SOURCE RECORDS:
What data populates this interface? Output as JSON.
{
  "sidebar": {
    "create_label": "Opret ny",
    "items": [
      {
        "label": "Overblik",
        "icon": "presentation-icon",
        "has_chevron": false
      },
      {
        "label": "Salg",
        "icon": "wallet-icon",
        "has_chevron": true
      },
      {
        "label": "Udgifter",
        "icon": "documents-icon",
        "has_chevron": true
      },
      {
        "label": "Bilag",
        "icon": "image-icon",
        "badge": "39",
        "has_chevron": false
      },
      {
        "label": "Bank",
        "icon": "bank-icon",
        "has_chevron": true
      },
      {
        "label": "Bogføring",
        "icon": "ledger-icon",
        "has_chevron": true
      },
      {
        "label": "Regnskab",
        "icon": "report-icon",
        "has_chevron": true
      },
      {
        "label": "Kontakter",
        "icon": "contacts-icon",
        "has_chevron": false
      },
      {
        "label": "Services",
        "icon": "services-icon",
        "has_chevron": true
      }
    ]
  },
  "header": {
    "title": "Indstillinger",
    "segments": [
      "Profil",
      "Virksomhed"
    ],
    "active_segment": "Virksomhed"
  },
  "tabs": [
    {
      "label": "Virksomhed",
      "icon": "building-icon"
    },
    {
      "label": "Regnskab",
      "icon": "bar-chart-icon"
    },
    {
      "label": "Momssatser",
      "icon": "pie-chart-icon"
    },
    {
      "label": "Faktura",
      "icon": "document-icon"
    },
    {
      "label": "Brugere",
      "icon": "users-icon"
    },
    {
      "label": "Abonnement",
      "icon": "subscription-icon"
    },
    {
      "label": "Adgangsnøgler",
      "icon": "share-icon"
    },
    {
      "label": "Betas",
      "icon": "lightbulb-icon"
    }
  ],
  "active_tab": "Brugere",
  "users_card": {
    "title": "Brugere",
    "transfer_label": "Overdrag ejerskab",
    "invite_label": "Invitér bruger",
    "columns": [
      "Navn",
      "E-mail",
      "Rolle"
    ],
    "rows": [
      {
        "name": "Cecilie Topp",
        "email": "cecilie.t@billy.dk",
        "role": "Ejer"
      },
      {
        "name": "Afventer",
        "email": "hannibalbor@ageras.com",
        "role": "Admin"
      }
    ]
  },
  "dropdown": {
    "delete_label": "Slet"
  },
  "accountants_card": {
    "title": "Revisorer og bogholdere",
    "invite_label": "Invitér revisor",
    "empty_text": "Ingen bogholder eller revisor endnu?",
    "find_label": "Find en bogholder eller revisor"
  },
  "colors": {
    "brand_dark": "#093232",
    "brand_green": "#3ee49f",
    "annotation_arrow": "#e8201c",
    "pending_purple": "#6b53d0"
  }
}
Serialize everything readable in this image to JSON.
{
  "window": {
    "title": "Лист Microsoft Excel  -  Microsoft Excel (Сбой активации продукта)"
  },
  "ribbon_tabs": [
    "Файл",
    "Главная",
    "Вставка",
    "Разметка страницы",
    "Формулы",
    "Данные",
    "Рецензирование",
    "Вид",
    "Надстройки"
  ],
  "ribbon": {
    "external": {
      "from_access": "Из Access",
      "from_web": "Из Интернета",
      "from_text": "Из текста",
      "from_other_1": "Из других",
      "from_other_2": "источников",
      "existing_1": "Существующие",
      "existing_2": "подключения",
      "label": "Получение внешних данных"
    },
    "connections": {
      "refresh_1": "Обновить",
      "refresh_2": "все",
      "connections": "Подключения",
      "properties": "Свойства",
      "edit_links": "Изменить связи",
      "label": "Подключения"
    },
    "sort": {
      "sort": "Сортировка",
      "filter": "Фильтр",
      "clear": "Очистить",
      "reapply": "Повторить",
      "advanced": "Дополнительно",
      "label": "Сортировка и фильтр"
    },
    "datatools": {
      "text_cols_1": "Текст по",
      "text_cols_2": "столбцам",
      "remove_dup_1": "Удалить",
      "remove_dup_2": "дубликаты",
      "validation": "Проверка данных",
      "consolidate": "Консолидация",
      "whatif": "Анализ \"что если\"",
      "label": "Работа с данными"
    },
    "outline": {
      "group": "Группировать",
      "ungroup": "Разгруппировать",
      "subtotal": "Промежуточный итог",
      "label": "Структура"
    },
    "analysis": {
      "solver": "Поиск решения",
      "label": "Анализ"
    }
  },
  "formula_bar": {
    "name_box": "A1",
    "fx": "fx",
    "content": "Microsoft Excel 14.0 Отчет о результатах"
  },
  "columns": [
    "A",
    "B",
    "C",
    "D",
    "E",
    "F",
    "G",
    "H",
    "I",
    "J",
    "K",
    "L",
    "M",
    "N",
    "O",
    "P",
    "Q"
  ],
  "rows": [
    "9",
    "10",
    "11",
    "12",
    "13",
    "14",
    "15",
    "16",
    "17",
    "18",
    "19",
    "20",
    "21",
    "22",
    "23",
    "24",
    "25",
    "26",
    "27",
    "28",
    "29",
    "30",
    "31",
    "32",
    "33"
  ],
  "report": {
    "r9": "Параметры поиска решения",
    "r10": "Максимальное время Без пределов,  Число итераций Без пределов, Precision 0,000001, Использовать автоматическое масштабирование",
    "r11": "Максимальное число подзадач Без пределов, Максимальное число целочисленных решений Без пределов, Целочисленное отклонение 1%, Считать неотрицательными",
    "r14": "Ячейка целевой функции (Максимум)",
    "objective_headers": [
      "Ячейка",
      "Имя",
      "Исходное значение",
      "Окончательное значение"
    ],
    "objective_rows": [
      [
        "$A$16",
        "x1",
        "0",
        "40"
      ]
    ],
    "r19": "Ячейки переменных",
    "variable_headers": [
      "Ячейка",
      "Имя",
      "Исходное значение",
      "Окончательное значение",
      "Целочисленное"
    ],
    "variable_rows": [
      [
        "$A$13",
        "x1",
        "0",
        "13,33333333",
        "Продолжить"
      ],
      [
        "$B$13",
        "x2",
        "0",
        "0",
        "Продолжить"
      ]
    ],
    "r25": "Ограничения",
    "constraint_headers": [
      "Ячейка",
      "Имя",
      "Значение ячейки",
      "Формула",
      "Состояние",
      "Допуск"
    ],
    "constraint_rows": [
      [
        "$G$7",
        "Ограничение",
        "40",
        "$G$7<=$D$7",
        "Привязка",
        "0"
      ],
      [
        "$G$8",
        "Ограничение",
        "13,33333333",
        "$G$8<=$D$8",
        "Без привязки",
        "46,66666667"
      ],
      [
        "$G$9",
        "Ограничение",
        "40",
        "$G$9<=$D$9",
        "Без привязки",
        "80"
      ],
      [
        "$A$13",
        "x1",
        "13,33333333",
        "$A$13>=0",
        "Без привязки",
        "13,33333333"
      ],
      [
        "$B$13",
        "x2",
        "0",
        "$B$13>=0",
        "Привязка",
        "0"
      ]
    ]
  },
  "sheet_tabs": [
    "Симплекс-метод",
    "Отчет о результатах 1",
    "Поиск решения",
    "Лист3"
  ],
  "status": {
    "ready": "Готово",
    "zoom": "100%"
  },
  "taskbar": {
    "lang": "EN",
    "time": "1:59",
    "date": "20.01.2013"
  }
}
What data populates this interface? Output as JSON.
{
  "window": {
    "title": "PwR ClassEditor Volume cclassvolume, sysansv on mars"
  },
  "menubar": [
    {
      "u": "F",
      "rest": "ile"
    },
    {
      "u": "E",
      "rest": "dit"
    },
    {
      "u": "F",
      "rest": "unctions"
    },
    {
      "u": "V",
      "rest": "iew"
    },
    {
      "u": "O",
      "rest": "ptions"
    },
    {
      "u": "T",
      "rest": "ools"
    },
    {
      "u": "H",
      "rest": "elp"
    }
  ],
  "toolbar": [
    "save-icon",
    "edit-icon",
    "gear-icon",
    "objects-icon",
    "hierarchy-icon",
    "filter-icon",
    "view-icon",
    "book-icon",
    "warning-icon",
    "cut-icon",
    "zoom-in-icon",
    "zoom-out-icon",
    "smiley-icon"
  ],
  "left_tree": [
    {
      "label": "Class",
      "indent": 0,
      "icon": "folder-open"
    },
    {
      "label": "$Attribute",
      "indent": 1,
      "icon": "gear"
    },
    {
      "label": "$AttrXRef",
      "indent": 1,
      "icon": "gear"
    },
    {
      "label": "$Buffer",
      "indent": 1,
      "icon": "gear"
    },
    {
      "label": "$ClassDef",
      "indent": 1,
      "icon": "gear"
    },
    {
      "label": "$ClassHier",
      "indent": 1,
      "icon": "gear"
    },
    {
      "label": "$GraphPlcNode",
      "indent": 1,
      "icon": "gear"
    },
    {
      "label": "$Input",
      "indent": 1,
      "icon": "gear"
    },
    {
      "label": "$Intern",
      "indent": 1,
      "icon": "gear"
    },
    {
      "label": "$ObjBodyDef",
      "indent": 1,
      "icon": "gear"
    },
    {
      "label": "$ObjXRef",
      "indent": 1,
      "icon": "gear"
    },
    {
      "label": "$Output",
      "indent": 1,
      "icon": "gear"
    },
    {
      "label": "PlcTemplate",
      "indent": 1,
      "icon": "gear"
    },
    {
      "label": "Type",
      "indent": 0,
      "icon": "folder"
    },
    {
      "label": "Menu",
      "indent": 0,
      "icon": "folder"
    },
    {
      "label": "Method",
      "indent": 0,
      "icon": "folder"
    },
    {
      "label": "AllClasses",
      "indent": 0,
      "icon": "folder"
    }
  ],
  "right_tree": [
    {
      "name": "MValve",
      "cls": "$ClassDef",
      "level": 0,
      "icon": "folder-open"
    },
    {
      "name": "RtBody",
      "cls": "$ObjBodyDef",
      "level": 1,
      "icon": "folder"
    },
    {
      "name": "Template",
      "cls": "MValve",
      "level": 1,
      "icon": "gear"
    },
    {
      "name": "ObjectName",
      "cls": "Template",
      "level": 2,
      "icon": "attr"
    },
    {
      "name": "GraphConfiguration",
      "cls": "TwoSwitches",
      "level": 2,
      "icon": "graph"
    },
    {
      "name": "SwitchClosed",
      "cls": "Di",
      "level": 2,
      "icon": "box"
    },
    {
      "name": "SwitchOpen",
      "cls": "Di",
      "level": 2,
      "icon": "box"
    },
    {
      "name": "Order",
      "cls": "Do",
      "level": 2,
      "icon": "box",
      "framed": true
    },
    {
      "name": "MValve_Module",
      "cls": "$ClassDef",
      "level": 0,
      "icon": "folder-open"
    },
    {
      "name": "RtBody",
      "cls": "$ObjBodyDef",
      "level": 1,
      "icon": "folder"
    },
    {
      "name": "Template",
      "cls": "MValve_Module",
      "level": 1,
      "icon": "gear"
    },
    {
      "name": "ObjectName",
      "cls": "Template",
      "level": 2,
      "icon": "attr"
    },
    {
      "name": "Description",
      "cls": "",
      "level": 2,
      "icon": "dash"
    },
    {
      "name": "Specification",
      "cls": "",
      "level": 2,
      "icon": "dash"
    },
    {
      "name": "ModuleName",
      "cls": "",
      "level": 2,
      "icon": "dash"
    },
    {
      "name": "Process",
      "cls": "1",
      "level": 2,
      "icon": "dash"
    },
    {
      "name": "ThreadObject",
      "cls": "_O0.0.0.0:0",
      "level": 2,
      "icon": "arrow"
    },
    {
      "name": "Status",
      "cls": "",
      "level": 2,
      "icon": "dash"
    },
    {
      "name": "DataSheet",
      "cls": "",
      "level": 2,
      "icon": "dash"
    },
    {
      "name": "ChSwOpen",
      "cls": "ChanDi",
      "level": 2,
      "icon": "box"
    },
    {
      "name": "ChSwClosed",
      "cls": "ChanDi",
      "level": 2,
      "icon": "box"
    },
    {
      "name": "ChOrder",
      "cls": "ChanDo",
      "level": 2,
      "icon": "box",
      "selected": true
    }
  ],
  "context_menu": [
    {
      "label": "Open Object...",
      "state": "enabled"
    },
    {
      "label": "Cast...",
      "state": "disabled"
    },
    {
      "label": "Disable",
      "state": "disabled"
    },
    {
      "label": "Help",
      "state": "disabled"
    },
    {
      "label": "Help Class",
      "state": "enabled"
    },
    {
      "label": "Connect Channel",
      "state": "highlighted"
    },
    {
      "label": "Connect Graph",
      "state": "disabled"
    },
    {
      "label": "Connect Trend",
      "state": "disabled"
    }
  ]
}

TO BE DONE:
Go through the lines above. Select every one that has the string "результатах".

COMPLETE ANSWER:
    "content": "Microsoft Excel 14.0 Отчет о результатах"
    "Отчет о результатах 1",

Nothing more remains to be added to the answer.